→ **What you should do**: Every line below should be repeated exactly.

→ **Task input**:
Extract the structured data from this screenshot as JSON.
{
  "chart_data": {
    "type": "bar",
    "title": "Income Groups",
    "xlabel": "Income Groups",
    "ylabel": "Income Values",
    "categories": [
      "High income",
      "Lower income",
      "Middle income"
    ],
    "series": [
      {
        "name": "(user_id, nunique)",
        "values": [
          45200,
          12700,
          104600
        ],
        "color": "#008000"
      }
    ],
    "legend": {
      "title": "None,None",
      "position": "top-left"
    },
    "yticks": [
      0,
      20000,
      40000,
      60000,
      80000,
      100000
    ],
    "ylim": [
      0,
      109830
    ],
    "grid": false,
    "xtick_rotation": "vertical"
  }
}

→ **Answer for this exercise**:
Extract the structured data from this screenshot as JSON.
{
  "chart_data": {
    "type": "bar",
    "title": "Income Groups",
    "xlabel": "Income Groups",
    "ylabel": "Income Values",
    "categories": [
      "High income",
      "Lower income",
      "Middle income"
    ],
    "series": [
      {
        "name": "(user_id, nunique)",
        "values": [
          45200,
          12700,
          104600
        ],
        "color": "#008000"
      }
    ],
    "legend": {
      "title": "None,None",
      "position": "top-left"
    },
    "yticks": [
      0,
      20000,
      40000,
      60000,
      80000,
      100000
    ],
    "ylim": [
      0,
      109830
    ],
    "grid": false,
    "xtick_rotation": "vertical"
  }
}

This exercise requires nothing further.